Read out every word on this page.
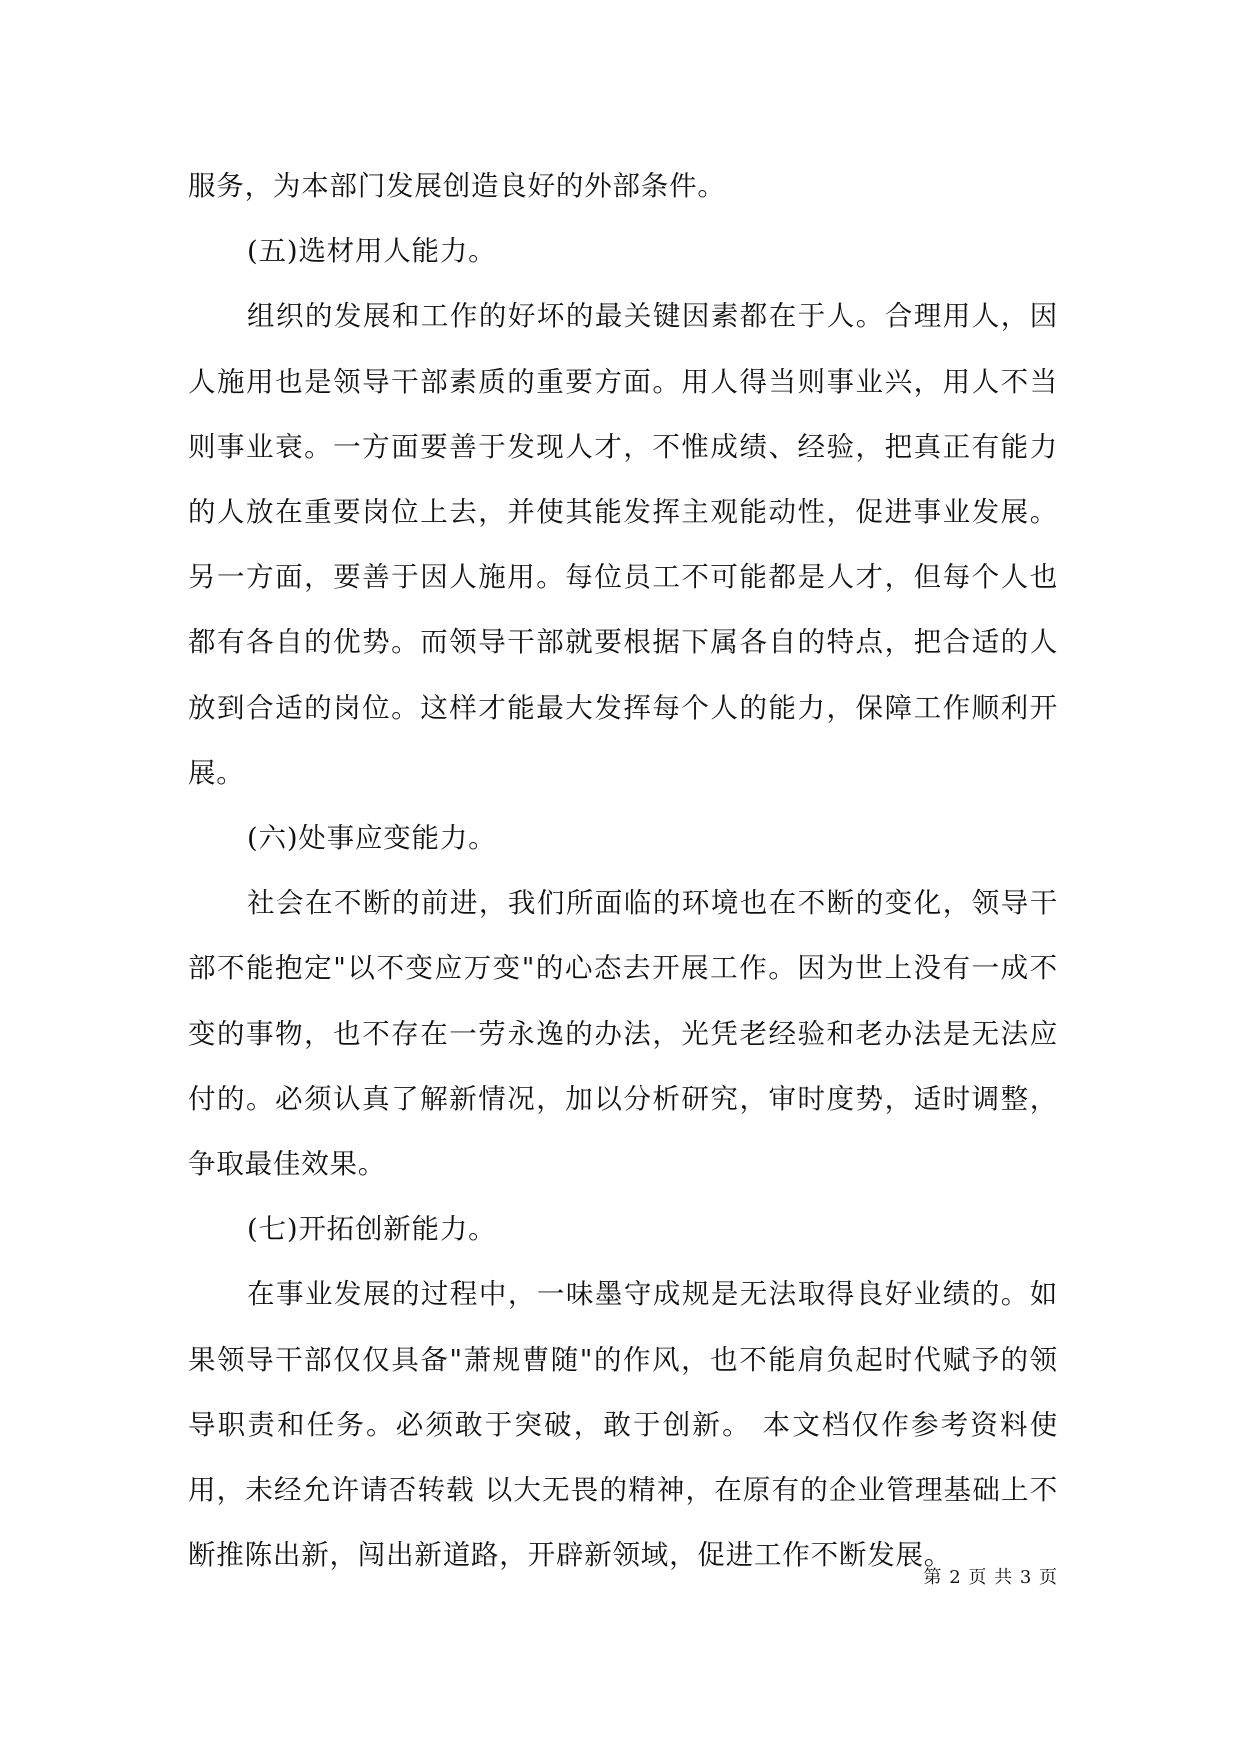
服务，为本部门发展创造良好的外部条件。

(五)选材用人能力。

组织的发展和工作的好坏的最关键因素都在于人。合理用人，因人施用也是领导干部素质的重要方面。用人得当则事业兴，用人不当则事业衰。一方面要善于发现人才，不惟成绩、经验，把真正有能力的人放在重要岗位上去，并使其能发挥主观能动性，促进事业发展。另一方面，要善于因人施用。每位员工不可能都是人才，但每个人也都有各自的优势。而领导干部就要根据下属各自的特点，把合适的人放到合适的岗位。这样才能最大发挥每个人的能力，保障工作顺利开展。

(六)处事应变能力。

社会在不断的前进，我们所面临的环境也在不断的变化，领导干部不能抱定"以不变应万变"的心态去开展工作。因为世上没有一成不变的事物，也不存在一劳永逸的办法，光凭老经验和老办法是无法应付的。必须认真了解新情况，加以分析研究，审时度势，适时调整，争取最佳效果。

(七)开拓创新能力。

在事业发展的过程中，一味墨守成规是无法取得良好业绩的。如果领导干部仅仅具备"萧规曹随"的作风，也不能肩负起时代赋予的领导职责和任务。必须敢于突破，敢于创新。 本文档仅作参考资料使用，未经允许请否转载 以大无畏的精神，在原有的企业管理基础上不断推陈出新，闯出新道路，开辟新领域，促进工作不断发展。

第 2 页 共 3 页
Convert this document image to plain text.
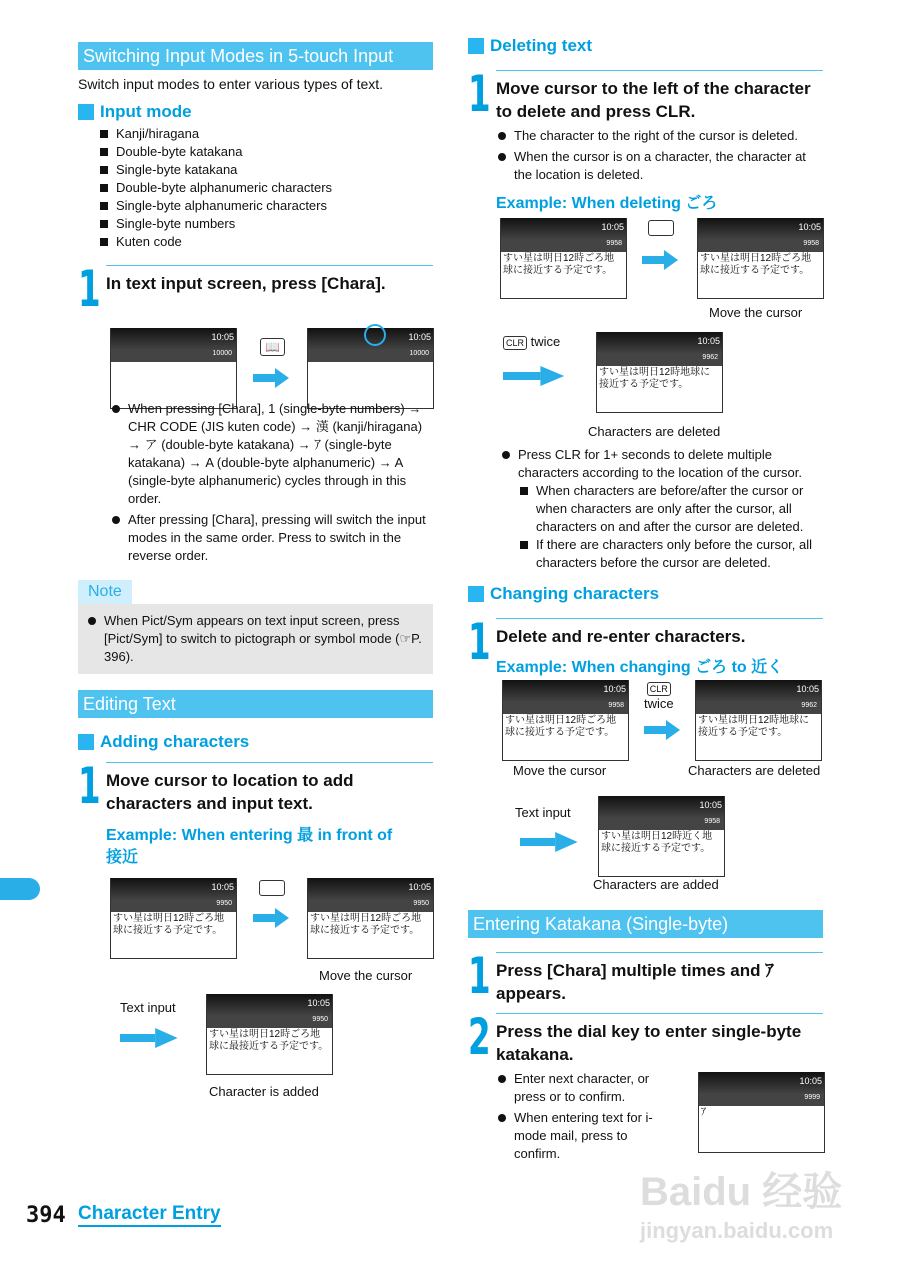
Switching Input Modes in 5-touch Input
Switch input modes to enter various types of text.
Input mode
Kanji/hiragana
Double-byte katakana
Single-byte katakana
Double-byte alphanumeric characters
Single-byte alphanumeric characters
Single-byte numbers
Kuten code
1 In text input screen, press [Chara].
10:05
10000	📖
10:05
10000
When pressing [Chara], 1 (single-byte numbers) → CHR CODE (JIS kuten code) → 漢 (kanji/hiragana) → ア (double-byte katakana) → ｱ (single-byte katakana) → A (double-byte alphanumeric) → A (single-byte alphanumeric) cycles through in this order.
After pressing [Chara], pressing will switch the input modes in the same order. Press to switch in the reverse order.
Note
When Pict/Sym appears on text input screen, press [Pict/Sym] to switch to pictograph or symbol mode (☞P. 396).
Editing Text
Adding characters
1 Move cursor to location to add characters and input text.
Example: When entering 最 in front of 接近
10:05
9950
すい星は明日12時ごろ地球に接近する予定です。
10:05
9950
すい星は明日12時ごろ地球に接近する予定です。
Move the cursor
Text input	10:05
9950
すい星は明日12時ごろ地球に最接近する予定です。
Character is added
Deleting text
1 Move cursor to the left of the character to delete and press CLR.
The character to the right of the cursor is deleted.
When the cursor is on a character, the character at the location is deleted.
Example: When deleting ごろ
10:05
9958
すい星は明日12時ごろ地球に接近する予定です。
10:05
9958
すい星は明日12時ごろ地球に接近する予定です。
Move the cursor
CLR twice	10:05
9962
すい星は明日12時地球に接近する予定です。
Characters are deleted
Press CLR for 1+ seconds to delete multiple characters according to the location of the cursor.
When characters are before/after the cursor or when characters are only after the cursor, all characters on and after the cursor are deleted.
If there are characters only before the cursor, all characters before the cursor are deleted.
Changing characters
1 Delete and re-enter characters.
Example: When changing ごろ to 近く
10:05
9958
すい星は明日12時ごろ地球に接近する予定です。
CLR
twice
10:05
9962
すい星は明日12時地球に接近する予定です。
Move the cursor	Characters are deleted
Text input	10:05
9958
すい星は明日12時近く地球に接近する予定です。
Characters are added
Entering Katakana (Single-byte)
1 Press [Chara] multiple times and ｱ appears.
2 Press the dial key to enter single-byte katakana.
Enter next character, or press or to confirm.
When entering text for i-mode mail, press to confirm.
10:05
9999
ｱ
394 Character Entry	Baidu 经验
jingyan.baidu.com
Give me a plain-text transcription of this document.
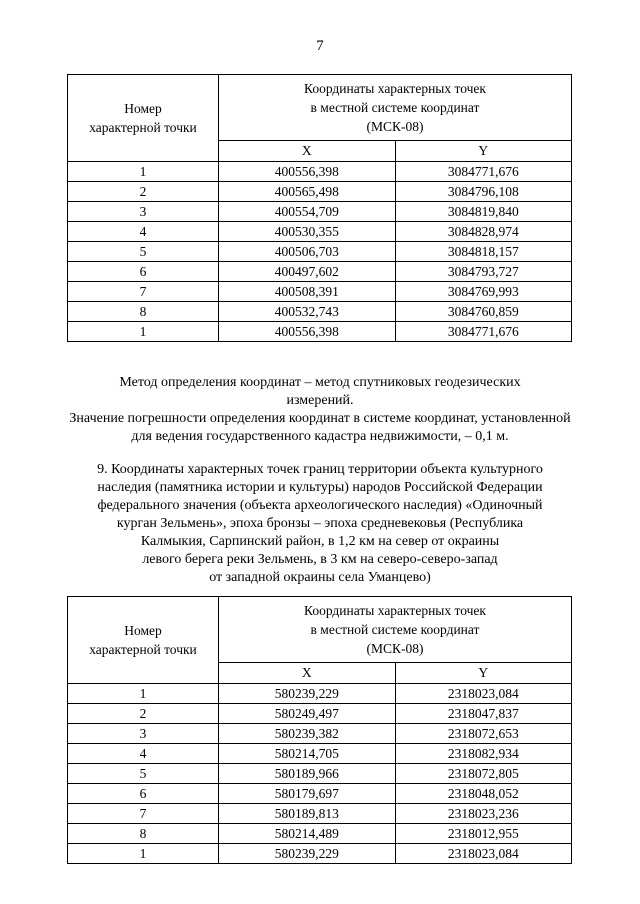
7
Номер
характерной точки	Координаты характерных точек
в местной системе координат
(МСК-08)	

	X	Y
1	400556,398	3084771,676
2	400565,498	3084796,108
3	400554,709	3084819,840
4	400530,355	3084828,974
5	400506,703	3084818,157
6	400497,602	3084793,727
7	400508,391	3084769,993
8	400532,743	3084760,859
1	400556,398	3084771,676
Метод определения координат – метод спутниковых геодезических
измерений.
Значение погрешности определения координат в системе координат, установленной
для ведения государственного кадастра недвижимости, – 0,1 м.
9. Координаты характерных точек границ территории объекта культурного
наследия (памятника истории и культуры) народов Российской Федерации
федерального значения (объекта археологического наследия) «Одиночный
курган Зельмень», эпоха бронзы – эпоха средневековья (Республика
Калмыкия, Сарпинский район, в 1,2 км на север от окраины
левого берега реки Зельмень, в 3 км на северо-северо-запад
от западной окраины села Уманцево)
Номер
характерной точки	Координаты характерных точек
в местной системе координат
(МСК-08)	

	X	Y
1	580239,229	2318023,084
2	580249,497	2318047,837
3	580239,382	2318072,653
4	580214,705	2318082,934
5	580189,966	2318072,805
6	580179,697	2318048,052
7	580189,813	2318023,236
8	580214,489	2318012,955
1	580239,229	2318023,084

» **Written request**: Pull out all lines in the data above that include "When".

» **Full answer**:
When pressing [Chara], 1 (single-byte numbers) → CHR CODE (JIS kuten code) → 漢 (kanji/hiragana) → ア (double-byte katakana) → ｱ (single-byte katakana) → A (double-byte alphanumeric) → A (single-byte alphanumeric) cycles through in this order.
When Pict/Sym appears on text input screen, press [Pict/Sym] to switch to pictograph or symbol mode (☞P. 396).
Example: When entering 最 in front of 接近
When the cursor is on a character, the character at the location is deleted.
Example: When deleting ごろ
When characters are before/after the cursor or when characters are only after the cursor, all characters on and after the cursor are deleted.
Example: When changing ごろ to 近く
When entering text for i-mode mail, press to confirm.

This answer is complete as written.